Work to complete: Find every line in the records below that holds the word "poet", and copy it out.

* * * * *

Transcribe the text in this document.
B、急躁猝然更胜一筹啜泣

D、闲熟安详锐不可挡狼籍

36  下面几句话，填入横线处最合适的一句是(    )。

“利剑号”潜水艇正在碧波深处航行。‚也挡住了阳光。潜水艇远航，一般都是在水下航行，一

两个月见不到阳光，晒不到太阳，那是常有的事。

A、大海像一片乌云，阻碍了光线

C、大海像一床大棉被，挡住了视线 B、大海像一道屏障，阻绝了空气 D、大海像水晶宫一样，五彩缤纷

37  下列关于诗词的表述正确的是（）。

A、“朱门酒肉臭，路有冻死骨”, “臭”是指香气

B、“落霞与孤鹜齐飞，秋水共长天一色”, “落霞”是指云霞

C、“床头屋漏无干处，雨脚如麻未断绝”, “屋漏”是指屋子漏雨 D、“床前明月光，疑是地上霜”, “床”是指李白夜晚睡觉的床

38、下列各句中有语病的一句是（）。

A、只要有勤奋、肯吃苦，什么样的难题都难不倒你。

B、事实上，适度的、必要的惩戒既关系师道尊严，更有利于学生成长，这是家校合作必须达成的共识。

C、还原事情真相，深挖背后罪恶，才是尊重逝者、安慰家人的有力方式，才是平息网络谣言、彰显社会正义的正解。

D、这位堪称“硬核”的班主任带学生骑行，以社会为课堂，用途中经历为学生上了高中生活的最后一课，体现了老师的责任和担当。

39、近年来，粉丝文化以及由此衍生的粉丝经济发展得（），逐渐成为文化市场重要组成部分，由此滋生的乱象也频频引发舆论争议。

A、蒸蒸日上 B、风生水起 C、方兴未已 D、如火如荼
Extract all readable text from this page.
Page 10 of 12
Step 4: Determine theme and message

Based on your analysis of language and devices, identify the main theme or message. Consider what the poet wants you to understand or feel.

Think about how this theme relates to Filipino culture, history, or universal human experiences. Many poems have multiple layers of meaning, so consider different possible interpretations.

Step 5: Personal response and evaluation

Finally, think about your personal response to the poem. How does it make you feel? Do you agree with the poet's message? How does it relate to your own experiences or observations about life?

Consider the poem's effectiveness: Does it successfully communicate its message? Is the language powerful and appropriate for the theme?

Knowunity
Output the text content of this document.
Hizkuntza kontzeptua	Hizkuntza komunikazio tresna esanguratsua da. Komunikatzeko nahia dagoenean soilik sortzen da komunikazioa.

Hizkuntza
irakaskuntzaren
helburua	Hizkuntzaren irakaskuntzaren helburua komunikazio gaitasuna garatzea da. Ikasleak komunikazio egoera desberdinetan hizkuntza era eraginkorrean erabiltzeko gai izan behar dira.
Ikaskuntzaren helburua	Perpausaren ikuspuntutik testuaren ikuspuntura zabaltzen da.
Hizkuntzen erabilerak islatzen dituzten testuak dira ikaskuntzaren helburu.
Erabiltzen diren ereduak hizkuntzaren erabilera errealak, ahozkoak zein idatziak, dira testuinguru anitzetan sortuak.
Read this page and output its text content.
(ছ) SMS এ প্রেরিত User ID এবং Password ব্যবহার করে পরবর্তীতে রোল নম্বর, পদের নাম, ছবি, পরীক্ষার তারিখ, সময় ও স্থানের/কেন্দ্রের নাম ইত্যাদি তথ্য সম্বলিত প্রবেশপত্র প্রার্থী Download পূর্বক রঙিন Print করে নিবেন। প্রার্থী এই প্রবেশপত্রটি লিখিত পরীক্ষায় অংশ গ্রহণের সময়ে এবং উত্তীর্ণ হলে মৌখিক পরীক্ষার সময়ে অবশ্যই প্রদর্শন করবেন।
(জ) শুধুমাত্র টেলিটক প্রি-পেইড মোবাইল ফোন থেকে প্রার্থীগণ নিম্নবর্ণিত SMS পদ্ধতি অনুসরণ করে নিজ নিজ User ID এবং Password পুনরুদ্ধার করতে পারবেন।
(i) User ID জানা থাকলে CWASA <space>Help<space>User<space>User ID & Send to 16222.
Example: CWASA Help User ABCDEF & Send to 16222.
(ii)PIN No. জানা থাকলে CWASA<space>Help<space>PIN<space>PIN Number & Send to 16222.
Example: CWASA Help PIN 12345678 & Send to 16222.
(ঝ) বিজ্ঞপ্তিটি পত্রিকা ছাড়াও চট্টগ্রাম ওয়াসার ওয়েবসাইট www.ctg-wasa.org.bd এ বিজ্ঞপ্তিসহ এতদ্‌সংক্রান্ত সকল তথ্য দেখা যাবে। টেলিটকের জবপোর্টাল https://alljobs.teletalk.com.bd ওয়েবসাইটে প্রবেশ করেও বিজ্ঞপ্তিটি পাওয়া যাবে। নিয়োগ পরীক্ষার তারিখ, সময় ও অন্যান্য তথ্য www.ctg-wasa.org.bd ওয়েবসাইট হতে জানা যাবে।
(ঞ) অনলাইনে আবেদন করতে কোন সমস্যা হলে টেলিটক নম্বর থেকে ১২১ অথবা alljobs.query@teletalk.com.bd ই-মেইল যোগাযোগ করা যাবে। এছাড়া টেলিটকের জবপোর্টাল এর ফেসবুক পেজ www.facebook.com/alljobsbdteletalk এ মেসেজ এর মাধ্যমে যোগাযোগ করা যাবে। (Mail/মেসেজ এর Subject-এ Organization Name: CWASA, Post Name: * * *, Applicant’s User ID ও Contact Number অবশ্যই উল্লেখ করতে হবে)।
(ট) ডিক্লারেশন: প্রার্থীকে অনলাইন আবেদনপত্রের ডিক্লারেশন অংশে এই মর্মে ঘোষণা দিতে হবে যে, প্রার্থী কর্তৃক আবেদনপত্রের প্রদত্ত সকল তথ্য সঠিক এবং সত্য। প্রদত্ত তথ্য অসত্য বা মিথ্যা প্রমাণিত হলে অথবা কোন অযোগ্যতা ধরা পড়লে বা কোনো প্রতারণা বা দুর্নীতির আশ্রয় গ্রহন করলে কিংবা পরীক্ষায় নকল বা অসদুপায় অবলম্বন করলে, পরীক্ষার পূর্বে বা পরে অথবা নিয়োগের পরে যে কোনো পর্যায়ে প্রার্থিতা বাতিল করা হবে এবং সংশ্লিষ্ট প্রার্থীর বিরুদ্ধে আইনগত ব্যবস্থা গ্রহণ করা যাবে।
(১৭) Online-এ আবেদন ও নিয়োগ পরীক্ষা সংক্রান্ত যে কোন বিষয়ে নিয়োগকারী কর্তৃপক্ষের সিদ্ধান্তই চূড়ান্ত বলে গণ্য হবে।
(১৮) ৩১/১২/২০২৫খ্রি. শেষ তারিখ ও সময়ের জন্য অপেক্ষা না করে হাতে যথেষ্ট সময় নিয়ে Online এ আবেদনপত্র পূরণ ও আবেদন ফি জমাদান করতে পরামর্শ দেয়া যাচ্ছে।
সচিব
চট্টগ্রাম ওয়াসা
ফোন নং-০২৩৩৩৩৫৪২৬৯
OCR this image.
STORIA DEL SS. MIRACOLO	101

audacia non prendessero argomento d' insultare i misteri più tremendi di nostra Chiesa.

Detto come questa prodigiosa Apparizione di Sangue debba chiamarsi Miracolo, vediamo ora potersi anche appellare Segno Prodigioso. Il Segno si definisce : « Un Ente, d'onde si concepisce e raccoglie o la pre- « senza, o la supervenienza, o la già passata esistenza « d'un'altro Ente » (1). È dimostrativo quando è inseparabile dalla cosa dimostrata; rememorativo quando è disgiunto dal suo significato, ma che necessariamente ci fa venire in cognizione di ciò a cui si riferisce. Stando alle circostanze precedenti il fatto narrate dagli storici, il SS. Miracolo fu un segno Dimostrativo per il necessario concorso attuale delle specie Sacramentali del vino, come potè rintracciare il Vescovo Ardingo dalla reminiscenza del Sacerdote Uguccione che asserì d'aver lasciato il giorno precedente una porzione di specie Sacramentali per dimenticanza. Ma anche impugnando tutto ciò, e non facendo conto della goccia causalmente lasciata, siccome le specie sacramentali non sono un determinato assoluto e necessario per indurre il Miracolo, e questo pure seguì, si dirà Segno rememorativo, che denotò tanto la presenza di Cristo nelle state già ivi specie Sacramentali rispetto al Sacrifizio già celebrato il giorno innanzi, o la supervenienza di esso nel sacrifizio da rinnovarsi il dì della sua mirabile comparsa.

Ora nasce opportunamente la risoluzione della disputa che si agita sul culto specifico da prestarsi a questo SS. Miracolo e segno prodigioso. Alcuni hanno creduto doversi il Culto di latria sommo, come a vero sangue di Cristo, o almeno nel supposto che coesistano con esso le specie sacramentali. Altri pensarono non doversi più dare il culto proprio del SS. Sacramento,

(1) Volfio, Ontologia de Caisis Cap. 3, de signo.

* * * * *

Answer for the task:
Based on your analysis of language and devices, identify the main theme or message. Consider what the poet wants you to understand or feel.
Finally, think about your personal response to the poem. How does it make you feel? Do you agree with the poet's message? How does it relate to your own experiences or observations about life?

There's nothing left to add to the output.